/---

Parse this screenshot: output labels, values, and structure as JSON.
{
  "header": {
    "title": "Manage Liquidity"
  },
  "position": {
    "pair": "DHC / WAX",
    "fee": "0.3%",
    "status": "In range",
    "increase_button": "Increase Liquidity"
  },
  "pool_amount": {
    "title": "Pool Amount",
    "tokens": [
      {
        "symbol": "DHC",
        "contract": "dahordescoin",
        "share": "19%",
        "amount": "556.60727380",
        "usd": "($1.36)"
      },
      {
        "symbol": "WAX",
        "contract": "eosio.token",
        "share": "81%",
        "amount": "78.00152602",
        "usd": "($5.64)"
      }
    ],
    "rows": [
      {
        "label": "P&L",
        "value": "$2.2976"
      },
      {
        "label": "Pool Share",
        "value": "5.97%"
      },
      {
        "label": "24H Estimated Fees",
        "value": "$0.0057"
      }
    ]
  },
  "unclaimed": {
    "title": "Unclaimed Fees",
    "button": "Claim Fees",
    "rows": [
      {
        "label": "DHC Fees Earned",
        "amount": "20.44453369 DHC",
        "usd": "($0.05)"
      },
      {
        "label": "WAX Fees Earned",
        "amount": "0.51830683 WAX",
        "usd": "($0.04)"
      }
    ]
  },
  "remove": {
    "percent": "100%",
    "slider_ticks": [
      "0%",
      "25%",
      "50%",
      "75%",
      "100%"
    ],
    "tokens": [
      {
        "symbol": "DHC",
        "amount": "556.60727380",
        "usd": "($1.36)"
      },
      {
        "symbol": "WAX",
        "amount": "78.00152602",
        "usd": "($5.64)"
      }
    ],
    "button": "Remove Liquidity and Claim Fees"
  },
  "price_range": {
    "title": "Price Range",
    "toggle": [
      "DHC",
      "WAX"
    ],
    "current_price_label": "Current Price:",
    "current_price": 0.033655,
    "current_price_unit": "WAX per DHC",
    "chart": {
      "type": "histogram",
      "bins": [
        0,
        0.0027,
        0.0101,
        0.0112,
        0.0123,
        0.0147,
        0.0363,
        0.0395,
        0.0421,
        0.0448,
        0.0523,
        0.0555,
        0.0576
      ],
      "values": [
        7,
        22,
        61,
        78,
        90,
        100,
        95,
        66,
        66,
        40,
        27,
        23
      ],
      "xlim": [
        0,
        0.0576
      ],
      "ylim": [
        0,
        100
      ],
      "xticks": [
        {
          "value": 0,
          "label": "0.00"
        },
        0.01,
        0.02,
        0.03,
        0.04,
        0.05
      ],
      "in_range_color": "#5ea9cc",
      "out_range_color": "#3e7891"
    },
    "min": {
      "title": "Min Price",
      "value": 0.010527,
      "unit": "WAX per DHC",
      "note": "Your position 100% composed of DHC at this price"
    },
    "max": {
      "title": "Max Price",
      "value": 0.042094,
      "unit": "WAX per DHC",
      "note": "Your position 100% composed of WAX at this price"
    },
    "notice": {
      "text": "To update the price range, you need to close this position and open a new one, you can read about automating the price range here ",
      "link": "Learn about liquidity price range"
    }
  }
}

\---

From the listing above, extract every line exactly as it stands.

Parse this screenshot: output labels, values, and structure as JSON.
{
  "header": {
    "title": "Manage Liquidity"
  },
  "position": {
    "pair": "DHC / WAX",
    "fee": "0.3%",
    "status": "In range",
    "increase_button": "Increase Liquidity"
  },
  "pool_amount": {
    "title": "Pool Amount",
    "tokens": [
      {
        "symbol": "DHC",
        "contract": "dahordescoin",
        "share": "19%",
        "amount": "556.60727380",
        "usd": "($1.36)"
      },
      {
        "symbol": "WAX",
        "contract": "eosio.token",
        "share": "81%",
        "amount": "78.00152602",
        "usd": "($5.64)"
      }
    ],
    "rows": [
      {
        "label": "P&L",
        "value": "$2.2976"
      },
      {
        "label": "Pool Share",
        "value": "5.97%"
      },
      {
        "label": "24H Estimated Fees",
        "value": "$0.0057"
      }
    ]
  },
  "unclaimed": {
    "title": "Unclaimed Fees",
    "button": "Claim Fees",
    "rows": [
      {
        "label": "DHC Fees Earned",
        "amount": "20.44453369 DHC",
        "usd": "($0.05)"
      },
      {
        "label": "WAX Fees Earned",
        "amount": "0.51830683 WAX",
        "usd": "($0.04)"
      }
    ]
  },
  "remove": {
    "percent": "100%",
    "slider_ticks": [
      "0%",
      "25%",
      "50%",
      "75%",
      "100%"
    ],
    "tokens": [
      {
        "symbol": "DHC",
        "amount": "556.60727380",
        "usd": "($1.36)"
      },
      {
        "symbol": "WAX",
        "amount": "78.00152602",
        "usd": "($5.64)"
      }
    ],
    "button": "Remove Liquidity and Claim Fees"
  },
  "price_range": {
    "title": "Price Range",
    "toggle": [
      "DHC",
      "WAX"
    ],
    "current_price_label": "Current Price:",
    "current_price": 0.033655,
    "current_price_unit": "WAX per DHC",
    "chart": {
      "type": "histogram",
      "bins": [
        0,
        0.0027,
        0.0101,
        0.0112,
        0.0123,
        0.0147,
        0.0363,
        0.0395,
        0.0421,
        0.0448,
        0.0523,
        0.0555,
        0.0576
      ],
      "values": [
        7,
        22,
        61,
        78,
        90,
        100,
        95,
        66,
        66,
        40,
        27,
        23
      ],
      "xlim": [
        0,
        0.0576
      ],
      "ylim": [
        0,
        100
      ],
      "xticks": [
        {
          "value": 0,
          "label": "0.00"
        },
        0.01,
        0.02,
        0.03,
        0.04,
        0.05
      ],
      "in_range_color": "#5ea9cc",
      "out_range_color": "#3e7891"
    },
    "min": {
      "title": "Min Price",
      "value": 0.010527,
      "unit": "WAX per DHC",
      "note": "Your position 100% composed of DHC at this price"
    },
    "max": {
      "title": "Max Price",
      "value": 0.042094,
      "unit": "WAX per DHC",
      "note": "Your position 100% composed of WAX at this price"
    },
    "notice": {
      "text": "To update the price range, you need to close this position and open a new one, you can read about automating the price range here ",
      "link": "Learn about liquidity price range"
    }
  }
}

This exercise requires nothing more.